GIVEN TASK
Please report every line from the material that contains the word "JSON".

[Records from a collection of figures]
# # #

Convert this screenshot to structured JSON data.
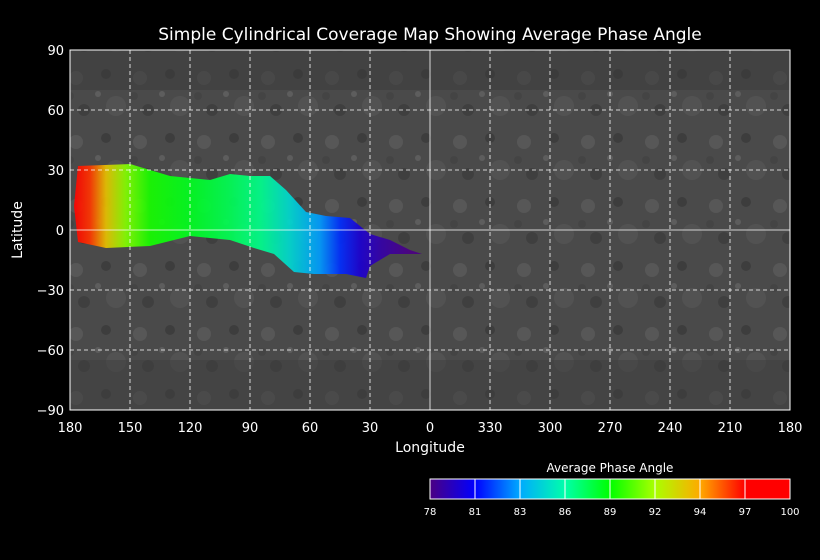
{
  "title": "Simple Cylindrical Coverage Map Showing Average Phase Angle",
  "xlabel": "Longitude",
  "ylabel": "Latitude",
  "x_ticks": [
    "180",
    "150",
    "120",
    "90",
    "60",
    "30",
    "0",
    "330",
    "300",
    "270",
    "240",
    "210",
    "180"
  ],
  "y_ticks": [
    "90",
    "60",
    "30",
    "0",
    "−30",
    "−60",
    "−90"
  ],
  "colorbar": {
    "title": "Average Phase Angle",
    "ticks": [
      "78",
      "81",
      "83",
      "86",
      "89",
      "92",
      "94",
      "97",
      "100"
    ],
    "colors": [
      "#4b0082",
      "#0000ff",
      "#00aaff",
      "#00ffaa",
      "#00ff00",
      "#aaff00",
      "#ffaa00",
      "#ff0000"
    ]
  },
  "chart_data": {
    "type": "heatmap",
    "title": "Simple Cylindrical Coverage Map Showing Average Phase Angle",
    "xlabel": "Longitude",
    "ylabel": "Latitude",
    "x_range": [
      180,
      -180
    ],
    "y_range": [
      -90,
      90
    ],
    "x_tick_values": [
      180,
      150,
      120,
      90,
      60,
      30,
      0,
      -30,
      -60,
      -90,
      -120,
      -150,
      -180
    ],
    "y_tick_values": [
      90,
      60,
      30,
      0,
      -30,
      -60,
      -90
    ],
    "grid": true,
    "colorbar_range": [
      78,
      100
    ],
    "coverage_outline": [
      [
        176,
        32
      ],
      [
        150,
        33
      ],
      [
        130,
        27
      ],
      [
        110,
        25
      ],
      [
        100,
        28
      ],
      [
        90,
        27
      ],
      [
        80,
        27
      ],
      [
        72,
        20
      ],
      [
        62,
        9
      ],
      [
        52,
        7
      ],
      [
        40,
        6
      ],
      [
        30,
        -2
      ],
      [
        20,
        -5
      ],
      [
        10,
        -10
      ],
      [
        4,
        -12
      ],
      [
        20,
        -12
      ],
      [
        30,
        -18
      ],
      [
        32,
        -24
      ],
      [
        42,
        -22
      ],
      [
        58,
        -22
      ],
      [
        68,
        -21
      ],
      [
        78,
        -12
      ],
      [
        88,
        -9
      ],
      [
        100,
        -5
      ],
      [
        120,
        -3
      ],
      [
        140,
        -8
      ],
      [
        162,
        -9
      ],
      [
        176,
        -6
      ],
      [
        178,
        12
      ]
    ],
    "phase_angle_by_longitude": [
      {
        "lon": 178,
        "value": 100
      },
      {
        "lon": 170,
        "value": 99
      },
      {
        "lon": 162,
        "value": 96
      },
      {
        "lon": 152,
        "value": 93
      },
      {
        "lon": 140,
        "value": 91
      },
      {
        "lon": 120,
        "value": 90
      },
      {
        "lon": 100,
        "value": 89
      },
      {
        "lon": 85,
        "value": 88
      },
      {
        "lon": 70,
        "value": 86
      },
      {
        "lon": 55,
        "value": 84
      },
      {
        "lon": 45,
        "value": 82
      },
      {
        "lon": 35,
        "value": 80
      },
      {
        "lon": 25,
        "value": 79
      },
      {
        "lon": 10,
        "value": 78
      }
    ]
  }
}
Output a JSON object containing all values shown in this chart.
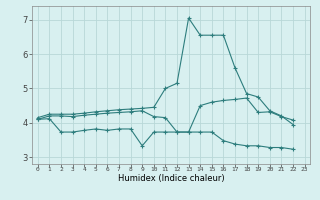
{
  "xlabel": "Humidex (Indice chaleur)",
  "ylabel": "",
  "bg_color": "#d8f0f0",
  "grid_color": "#b8d8d8",
  "line_color": "#2d7d7d",
  "xlim": [
    -0.5,
    23.5
  ],
  "ylim": [
    2.8,
    7.4
  ],
  "xticks": [
    0,
    1,
    2,
    3,
    4,
    5,
    6,
    7,
    8,
    9,
    10,
    11,
    12,
    13,
    14,
    15,
    16,
    17,
    18,
    19,
    20,
    21,
    22,
    23
  ],
  "yticks": [
    3,
    4,
    5,
    6,
    7
  ],
  "series": {
    "max": {
      "x": [
        0,
        1,
        2,
        3,
        4,
        5,
        6,
        7,
        8,
        9,
        10,
        11,
        12,
        13,
        14,
        15,
        16,
        17,
        18,
        19,
        20,
        21,
        22
      ],
      "y": [
        4.15,
        4.25,
        4.25,
        4.25,
        4.28,
        4.32,
        4.35,
        4.38,
        4.4,
        4.42,
        4.45,
        5.0,
        5.15,
        7.05,
        6.55,
        6.55,
        6.55,
        5.6,
        4.85,
        4.75,
        4.35,
        4.2,
        3.95
      ]
    },
    "mean": {
      "x": [
        0,
        1,
        2,
        3,
        4,
        5,
        6,
        7,
        8,
        9,
        10,
        11,
        12,
        13,
        14,
        15,
        16,
        17,
        18,
        19,
        20,
        21,
        22
      ],
      "y": [
        4.1,
        4.2,
        4.2,
        4.18,
        4.22,
        4.25,
        4.28,
        4.3,
        4.32,
        4.35,
        4.18,
        4.15,
        3.73,
        3.73,
        4.5,
        4.6,
        4.65,
        4.68,
        4.72,
        4.3,
        4.32,
        4.18,
        4.08
      ]
    },
    "min": {
      "x": [
        0,
        1,
        2,
        3,
        4,
        5,
        6,
        7,
        8,
        9,
        10,
        11,
        12,
        13,
        14,
        15,
        16,
        17,
        18,
        19,
        20,
        21,
        22
      ],
      "y": [
        4.1,
        4.12,
        3.73,
        3.73,
        3.78,
        3.82,
        3.78,
        3.82,
        3.82,
        3.33,
        3.73,
        3.73,
        3.73,
        3.73,
        3.73,
        3.73,
        3.48,
        3.38,
        3.33,
        3.33,
        3.28,
        3.28,
        3.23
      ]
    }
  }
}
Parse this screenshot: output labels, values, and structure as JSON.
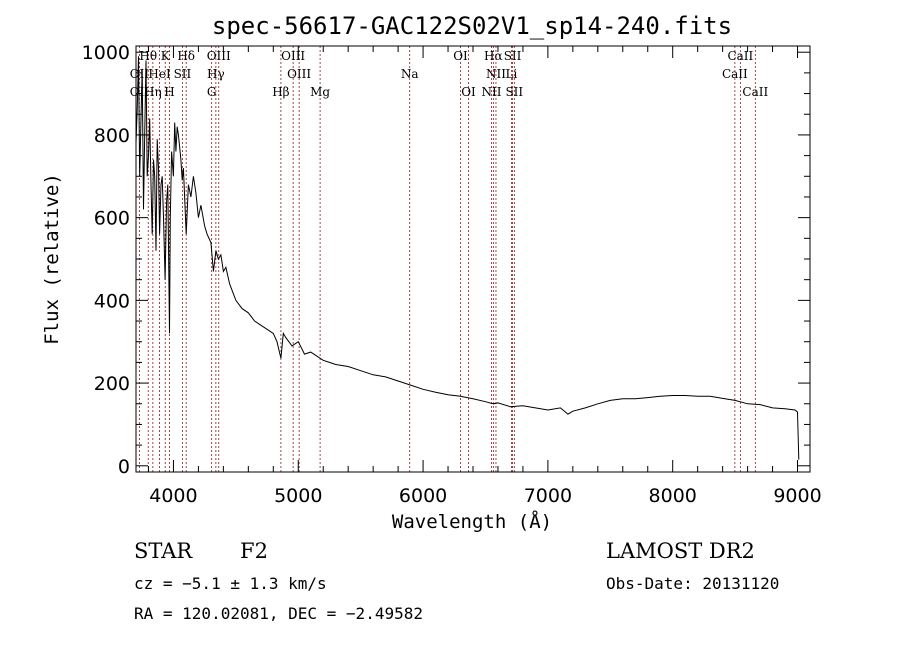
{
  "chart_data": {
    "type": "line",
    "title": "spec-56617-GAC122S02V1_sp14-240.fits",
    "xlabel": "Wavelength (Å)",
    "ylabel": "Flux (relative)",
    "xlim": [
      3700,
      9100
    ],
    "ylim": [
      -15,
      1015
    ],
    "xticks": [
      {
        "value": 4000,
        "label": "4000"
      },
      {
        "value": 5000,
        "label": "5000"
      },
      {
        "value": 6000,
        "label": "6000"
      },
      {
        "value": 7000,
        "label": "7000"
      },
      {
        "value": 8000,
        "label": "8000"
      },
      {
        "value": 9000,
        "label": "9000"
      }
    ],
    "yticks": [
      {
        "value": 0,
        "label": "0"
      },
      {
        "value": 200,
        "label": "200"
      },
      {
        "value": 400,
        "label": "400"
      },
      {
        "value": 600,
        "label": "600"
      },
      {
        "value": 800,
        "label": "800"
      },
      {
        "value": 1000,
        "label": "1000"
      }
    ],
    "grid": false,
    "legend": "none",
    "line_color": "#000000",
    "marker_color": "#8b1a1a",
    "spectrum": {
      "x": [
        3700,
        3710,
        3720,
        3730,
        3740,
        3750,
        3760,
        3770,
        3780,
        3790,
        3800,
        3810,
        3820,
        3830,
        3840,
        3850,
        3860,
        3870,
        3880,
        3889,
        3900,
        3910,
        3920,
        3933,
        3945,
        3955,
        3968,
        3975,
        3985,
        4000,
        4010,
        4020,
        4030,
        4040,
        4050,
        4060,
        4070,
        4080,
        4102,
        4120,
        4140,
        4160,
        4180,
        4200,
        4220,
        4250,
        4270,
        4300,
        4320,
        4340,
        4360,
        4380,
        4400,
        4420,
        4450,
        4500,
        4550,
        4600,
        4650,
        4700,
        4750,
        4800,
        4830,
        4861,
        4880,
        4900,
        4950,
        5000,
        5050,
        5100,
        5150,
        5200,
        5250,
        5300,
        5400,
        5500,
        5600,
        5700,
        5800,
        5900,
        6000,
        6100,
        6200,
        6300,
        6400,
        6500,
        6563,
        6600,
        6700,
        6800,
        6900,
        7000,
        7100,
        7160,
        7200,
        7300,
        7400,
        7500,
        7600,
        7700,
        7800,
        7900,
        8000,
        8100,
        8200,
        8300,
        8400,
        8500,
        8600,
        8700,
        8800,
        8900,
        8980,
        9000,
        9010
      ],
      "y": [
        780,
        860,
        990,
        700,
        840,
        960,
        620,
        800,
        980,
        700,
        750,
        840,
        680,
        560,
        740,
        700,
        520,
        790,
        720,
        560,
        680,
        700,
        600,
        450,
        640,
        680,
        320,
        600,
        760,
        700,
        830,
        760,
        820,
        800,
        770,
        740,
        690,
        720,
        560,
        680,
        650,
        700,
        660,
        600,
        630,
        580,
        560,
        540,
        470,
        520,
        500,
        510,
        470,
        480,
        440,
        400,
        380,
        370,
        350,
        340,
        330,
        320,
        300,
        260,
        320,
        310,
        290,
        300,
        270,
        275,
        265,
        255,
        250,
        245,
        240,
        230,
        220,
        215,
        205,
        195,
        185,
        178,
        172,
        168,
        162,
        155,
        150,
        152,
        143,
        145,
        140,
        135,
        140,
        125,
        132,
        140,
        150,
        158,
        162,
        162,
        165,
        168,
        170,
        170,
        168,
        168,
        163,
        158,
        150,
        148,
        140,
        138,
        135,
        130,
        15
      ]
    },
    "spectral_lines": [
      {
        "name": "Hθ",
        "wavelength": 3798,
        "row": 0
      },
      {
        "name": "K",
        "wavelength": 3934,
        "row": 0
      },
      {
        "name": "Hδ",
        "wavelength": 4102,
        "row": 0
      },
      {
        "name": "OIII",
        "wavelength": 4363,
        "row": 0
      },
      {
        "name": "OIII",
        "wavelength": 4959,
        "row": 0
      },
      {
        "name": "OI",
        "wavelength": 6300,
        "row": 0
      },
      {
        "name": "Hα",
        "wavelength": 6563,
        "row": 0
      },
      {
        "name": "SII",
        "wavelength": 6717,
        "row": 0
      },
      {
        "name": "CaII",
        "wavelength": 8542,
        "row": 0
      },
      {
        "name": "OII",
        "wavelength": 3727,
        "row": 1
      },
      {
        "name": "HeI",
        "wavelength": 3889,
        "row": 1
      },
      {
        "name": "SII",
        "wavelength": 4072,
        "row": 1
      },
      {
        "name": "Hγ",
        "wavelength": 4340,
        "row": 1
      },
      {
        "name": "OIII",
        "wavelength": 5007,
        "row": 1
      },
      {
        "name": "Na",
        "wavelength": 5893,
        "row": 1
      },
      {
        "name": "NII",
        "wavelength": 6584,
        "row": 1
      },
      {
        "name": "Li",
        "wavelength": 6708,
        "row": 1
      },
      {
        "name": "CaII",
        "wavelength": 8498,
        "row": 1
      },
      {
        "name": "OII",
        "wavelength": 3727,
        "row": 2
      },
      {
        "name": "Hη",
        "wavelength": 3835,
        "row": 2
      },
      {
        "name": "H",
        "wavelength": 3968,
        "row": 2
      },
      {
        "name": "G",
        "wavelength": 4306,
        "row": 2
      },
      {
        "name": "Hβ",
        "wavelength": 4861,
        "row": 2
      },
      {
        "name": "Mg",
        "wavelength": 5175,
        "row": 2
      },
      {
        "name": "OI",
        "wavelength": 6364,
        "row": 2
      },
      {
        "name": "NII",
        "wavelength": 6548,
        "row": 2
      },
      {
        "name": "SII",
        "wavelength": 6731,
        "row": 2
      },
      {
        "name": "CaII",
        "wavelength": 8662,
        "row": 2
      }
    ]
  },
  "info": {
    "object_class": "STAR",
    "subclass": "F2",
    "survey": "LAMOST DR2",
    "redshift": "cz = −5.1 ± 1.3 km/s",
    "obs_date": "Obs-Date: 20131120",
    "coords": "RA = 120.02081, DEC =  −2.49582"
  }
}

# # #

OUTPUT
Convert this screenshot to structured JSON data.
Output a JSON object containing all values shown in this chart.
Parse this screenshot: output labels, values, and structure as JSON.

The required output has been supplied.